■ **EXERCISE DIRECTIONS**: Rewrite the part of the material that opens with the line containing "List every element" and closes with the line containing "waveform-bar: [578, 10, 581, 280]", changing "waveform-bar" to "audio-bar" everywhere in it and keeping everything else the same. Return only those lines, without the pictures.

■ **TASK MATERIAL**:

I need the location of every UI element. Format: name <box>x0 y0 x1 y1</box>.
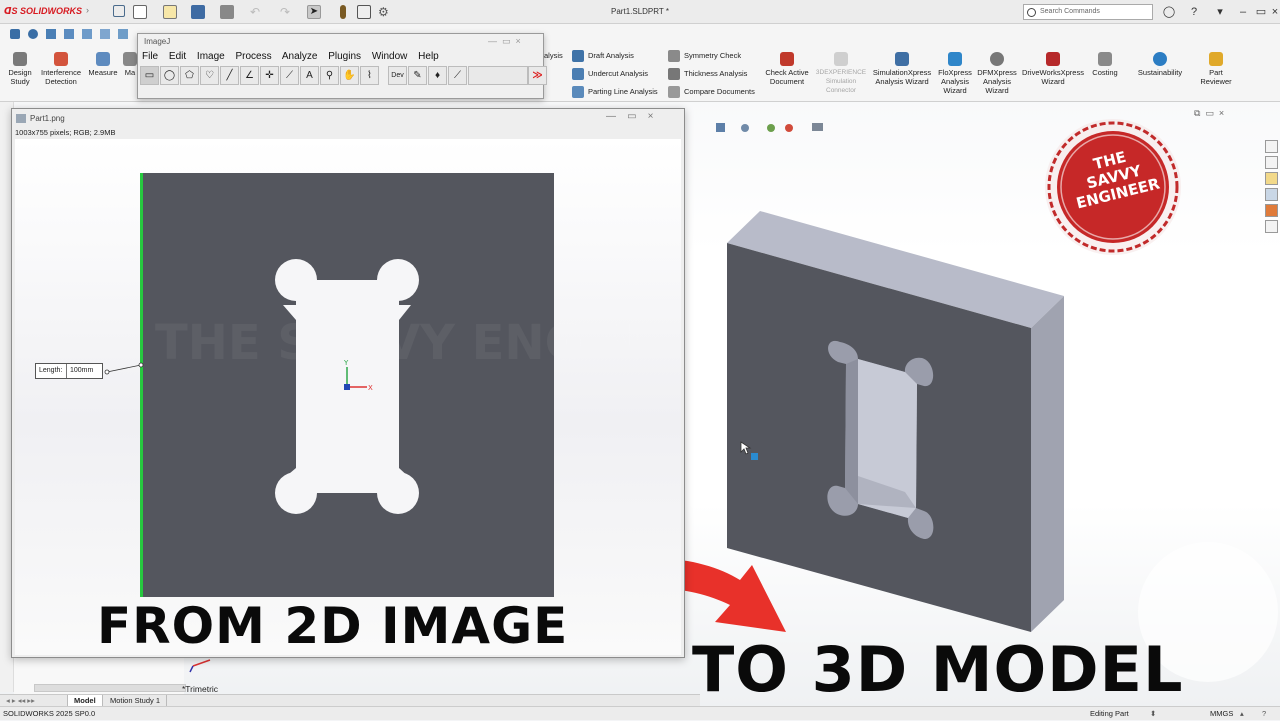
* * *
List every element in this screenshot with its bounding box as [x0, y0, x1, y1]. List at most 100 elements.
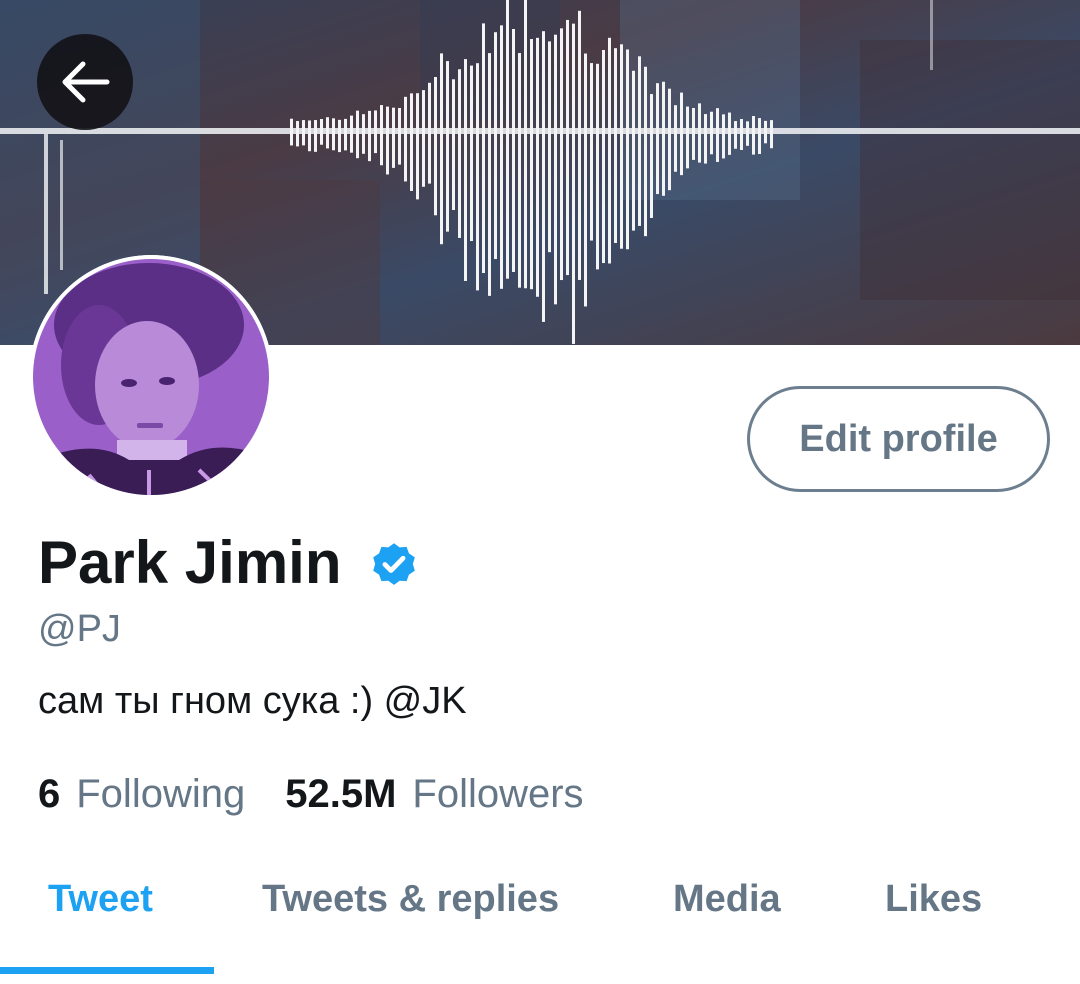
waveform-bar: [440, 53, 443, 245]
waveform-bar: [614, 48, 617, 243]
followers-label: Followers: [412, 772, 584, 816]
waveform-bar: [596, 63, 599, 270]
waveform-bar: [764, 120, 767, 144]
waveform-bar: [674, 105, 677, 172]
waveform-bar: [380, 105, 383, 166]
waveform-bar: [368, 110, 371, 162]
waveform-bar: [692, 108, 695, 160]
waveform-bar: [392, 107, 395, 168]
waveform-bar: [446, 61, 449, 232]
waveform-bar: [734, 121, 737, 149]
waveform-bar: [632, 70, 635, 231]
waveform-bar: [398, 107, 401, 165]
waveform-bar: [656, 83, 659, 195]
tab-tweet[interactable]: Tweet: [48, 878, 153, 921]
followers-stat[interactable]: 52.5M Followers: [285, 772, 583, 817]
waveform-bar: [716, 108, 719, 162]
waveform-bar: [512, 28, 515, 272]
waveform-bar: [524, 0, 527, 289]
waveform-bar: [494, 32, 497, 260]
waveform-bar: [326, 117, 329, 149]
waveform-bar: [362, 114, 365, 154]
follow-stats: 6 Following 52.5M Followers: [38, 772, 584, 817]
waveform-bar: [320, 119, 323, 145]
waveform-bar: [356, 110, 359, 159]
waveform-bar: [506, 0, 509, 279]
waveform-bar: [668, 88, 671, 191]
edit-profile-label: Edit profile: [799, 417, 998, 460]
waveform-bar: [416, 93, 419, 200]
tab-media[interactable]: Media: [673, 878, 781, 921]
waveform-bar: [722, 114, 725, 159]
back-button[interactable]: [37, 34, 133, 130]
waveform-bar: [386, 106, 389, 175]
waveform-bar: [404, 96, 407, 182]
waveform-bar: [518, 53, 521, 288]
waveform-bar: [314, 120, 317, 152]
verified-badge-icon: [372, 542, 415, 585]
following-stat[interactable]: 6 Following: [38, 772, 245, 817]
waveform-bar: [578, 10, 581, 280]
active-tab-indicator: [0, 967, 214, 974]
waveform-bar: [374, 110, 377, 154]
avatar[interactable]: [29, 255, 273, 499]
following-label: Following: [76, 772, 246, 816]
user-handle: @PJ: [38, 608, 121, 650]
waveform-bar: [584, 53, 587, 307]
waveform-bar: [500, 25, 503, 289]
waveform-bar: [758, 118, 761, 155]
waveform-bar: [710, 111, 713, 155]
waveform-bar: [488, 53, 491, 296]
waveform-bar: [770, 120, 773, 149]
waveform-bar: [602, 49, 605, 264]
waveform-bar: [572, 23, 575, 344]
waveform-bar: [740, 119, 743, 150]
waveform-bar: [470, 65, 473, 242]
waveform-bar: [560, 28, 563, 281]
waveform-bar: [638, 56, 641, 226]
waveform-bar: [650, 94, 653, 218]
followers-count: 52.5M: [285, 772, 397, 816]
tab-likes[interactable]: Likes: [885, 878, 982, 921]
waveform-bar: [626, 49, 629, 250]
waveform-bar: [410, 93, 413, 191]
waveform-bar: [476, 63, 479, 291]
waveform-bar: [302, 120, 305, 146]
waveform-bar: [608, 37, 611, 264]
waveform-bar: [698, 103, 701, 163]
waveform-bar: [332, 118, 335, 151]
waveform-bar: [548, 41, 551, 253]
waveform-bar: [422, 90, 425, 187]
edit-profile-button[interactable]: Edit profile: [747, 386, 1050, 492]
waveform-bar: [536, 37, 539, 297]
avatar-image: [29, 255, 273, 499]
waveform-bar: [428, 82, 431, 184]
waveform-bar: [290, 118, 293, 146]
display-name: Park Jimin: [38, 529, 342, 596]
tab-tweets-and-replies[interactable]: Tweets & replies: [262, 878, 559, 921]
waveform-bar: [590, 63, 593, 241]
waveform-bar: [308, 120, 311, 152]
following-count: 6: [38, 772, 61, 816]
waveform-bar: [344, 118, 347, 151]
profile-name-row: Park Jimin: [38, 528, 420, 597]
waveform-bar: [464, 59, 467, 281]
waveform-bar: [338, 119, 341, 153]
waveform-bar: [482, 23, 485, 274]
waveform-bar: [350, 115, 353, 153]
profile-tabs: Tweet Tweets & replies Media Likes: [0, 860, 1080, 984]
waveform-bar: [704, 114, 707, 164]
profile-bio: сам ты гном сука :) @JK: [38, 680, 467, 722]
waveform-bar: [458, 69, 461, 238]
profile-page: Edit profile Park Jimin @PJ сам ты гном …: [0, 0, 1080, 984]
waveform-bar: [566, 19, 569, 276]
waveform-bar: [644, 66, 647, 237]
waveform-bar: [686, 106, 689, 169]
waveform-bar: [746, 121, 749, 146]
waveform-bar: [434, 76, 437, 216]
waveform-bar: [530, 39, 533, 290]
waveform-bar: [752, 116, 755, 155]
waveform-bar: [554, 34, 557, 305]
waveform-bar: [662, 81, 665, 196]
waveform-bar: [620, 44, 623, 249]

■ **FINISHED EXERCISE**:
List every element in this screenshot with its bounding box as [x0, y0, x1, y1]. List at most 100 elements.
audio-bar: [440, 53, 443, 245]
audio-bar: [614, 48, 617, 243]
followers-label: Followers: [412, 772, 584, 816]
audio-bar: [596, 63, 599, 270]
audio-bar: [764, 120, 767, 144]
audio-bar: [674, 105, 677, 172]
audio-bar: [380, 105, 383, 166]
audio-bar: [368, 110, 371, 162]
audio-bar: [692, 108, 695, 160]
audio-bar: [392, 107, 395, 168]
audio-bar: [446, 61, 449, 232]
audio-bar: [734, 121, 737, 149]
audio-bar: [632, 70, 635, 231]
audio-bar: [398, 107, 401, 165]
audio-bar: [656, 83, 659, 195]
tab-tweet[interactable]: Tweet: [48, 878, 153, 921]
followers-stat[interactable]: 52.5M Followers: [285, 772, 583, 817]
audio-bar: [716, 108, 719, 162]
audio-bar: [512, 28, 515, 272]
audio-bar: [524, 0, 527, 289]
audio-bar: [494, 32, 497, 260]
audio-bar: [326, 117, 329, 149]
audio-bar: [362, 114, 365, 154]
follow-stats: 6 Following 52.5M Followers: [38, 772, 584, 817]
audio-bar: [320, 119, 323, 145]
audio-bar: [356, 110, 359, 159]
audio-bar: [506, 0, 509, 279]
audio-bar: [668, 88, 671, 191]
edit-profile-label: Edit profile: [799, 417, 998, 460]
audio-bar: [416, 93, 419, 200]
tab-media[interactable]: Media: [673, 878, 781, 921]
audio-bar: [722, 114, 725, 159]
back-button[interactable]: [37, 34, 133, 130]
audio-bar: [386, 106, 389, 175]
audio-bar: [404, 96, 407, 182]
audio-bar: [518, 53, 521, 288]
audio-bar: [314, 120, 317, 152]
verified-badge-icon: [372, 542, 415, 585]
following-stat[interactable]: 6 Following: [38, 772, 245, 817]
audio-bar: [578, 10, 581, 280]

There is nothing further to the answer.